(Data items)
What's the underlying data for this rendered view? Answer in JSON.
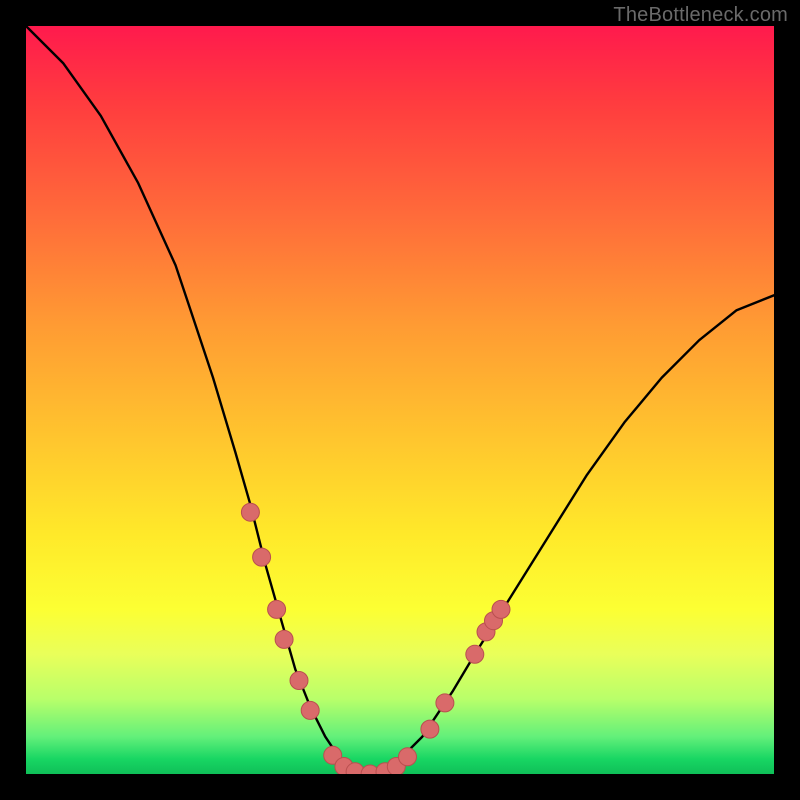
{
  "watermark": "TheBottleneck.com",
  "colors": {
    "frame": "#000000",
    "curve": "#000000",
    "dot_fill": "#d96a6a",
    "dot_stroke": "#b94f4f"
  },
  "chart_data": {
    "type": "line",
    "title": "",
    "xlabel": "",
    "ylabel": "",
    "xlim": [
      0,
      100
    ],
    "ylim": [
      0,
      100
    ],
    "grid": false,
    "legend": false,
    "series": [
      {
        "name": "bottleneck-curve",
        "x": [
          0,
          5,
          10,
          15,
          20,
          22,
          25,
          28,
          30,
          32,
          34,
          36,
          38,
          40,
          42,
          44,
          46,
          48,
          50,
          53,
          57,
          60,
          65,
          70,
          75,
          80,
          85,
          90,
          95,
          100
        ],
        "values": [
          100,
          95,
          88,
          79,
          68,
          62,
          53,
          43,
          36,
          28,
          21,
          14,
          9,
          5,
          2,
          0.5,
          0,
          0.5,
          2,
          5,
          11,
          16,
          24,
          32,
          40,
          47,
          53,
          58,
          62,
          64
        ]
      }
    ],
    "markers": [
      {
        "x": 30.0,
        "y": 35.0
      },
      {
        "x": 31.5,
        "y": 29.0
      },
      {
        "x": 33.5,
        "y": 22.0
      },
      {
        "x": 34.5,
        "y": 18.0
      },
      {
        "x": 36.5,
        "y": 12.5
      },
      {
        "x": 38.0,
        "y": 8.5
      },
      {
        "x": 41.0,
        "y": 2.5
      },
      {
        "x": 42.5,
        "y": 1.0
      },
      {
        "x": 44.0,
        "y": 0.3
      },
      {
        "x": 46.0,
        "y": 0.0
      },
      {
        "x": 48.0,
        "y": 0.3
      },
      {
        "x": 49.5,
        "y": 1.0
      },
      {
        "x": 51.0,
        "y": 2.3
      },
      {
        "x": 54.0,
        "y": 6.0
      },
      {
        "x": 56.0,
        "y": 9.5
      },
      {
        "x": 60.0,
        "y": 16.0
      },
      {
        "x": 61.5,
        "y": 19.0
      },
      {
        "x": 62.5,
        "y": 20.5
      },
      {
        "x": 63.5,
        "y": 22.0
      }
    ],
    "marker_radius_px": 9
  }
}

* _Given task_
All of the entries need to be transcribed word for word; pictures are left out.

* _Written solution_
What's the underlying data for this rendered view? Answer in JSON.
{
  "watermark": "TheBottleneck.com",
  "colors": {
    "frame": "#000000",
    "curve": "#000000",
    "dot_fill": "#d96a6a",
    "dot_stroke": "#b94f4f"
  },
  "chart_data": {
    "type": "line",
    "title": "",
    "xlabel": "",
    "ylabel": "",
    "xlim": [
      0,
      100
    ],
    "ylim": [
      0,
      100
    ],
    "grid": false,
    "legend": false,
    "series": [
      {
        "name": "bottleneck-curve",
        "x": [
          0,
          5,
          10,
          15,
          20,
          22,
          25,
          28,
          30,
          32,
          34,
          36,
          38,
          40,
          42,
          44,
          46,
          48,
          50,
          53,
          57,
          60,
          65,
          70,
          75,
          80,
          85,
          90,
          95,
          100
        ],
        "values": [
          100,
          95,
          88,
          79,
          68,
          62,
          53,
          43,
          36,
          28,
          21,
          14,
          9,
          5,
          2,
          0.5,
          0,
          0.5,
          2,
          5,
          11,
          16,
          24,
          32,
          40,
          47,
          53,
          58,
          62,
          64
        ]
      }
    ],
    "markers": [
      {
        "x": 30.0,
        "y": 35.0
      },
      {
        "x": 31.5,
        "y": 29.0
      },
      {
        "x": 33.5,
        "y": 22.0
      },
      {
        "x": 34.5,
        "y": 18.0
      },
      {
        "x": 36.5,
        "y": 12.5
      },
      {
        "x": 38.0,
        "y": 8.5
      },
      {
        "x": 41.0,
        "y": 2.5
      },
      {
        "x": 42.5,
        "y": 1.0
      },
      {
        "x": 44.0,
        "y": 0.3
      },
      {
        "x": 46.0,
        "y": 0.0
      },
      {
        "x": 48.0,
        "y": 0.3
      },
      {
        "x": 49.5,
        "y": 1.0
      },
      {
        "x": 51.0,
        "y": 2.3
      },
      {
        "x": 54.0,
        "y": 6.0
      },
      {
        "x": 56.0,
        "y": 9.5
      },
      {
        "x": 60.0,
        "y": 16.0
      },
      {
        "x": 61.5,
        "y": 19.0
      },
      {
        "x": 62.5,
        "y": 20.5
      },
      {
        "x": 63.5,
        "y": 22.0
      }
    ],
    "marker_radius_px": 9
  }
}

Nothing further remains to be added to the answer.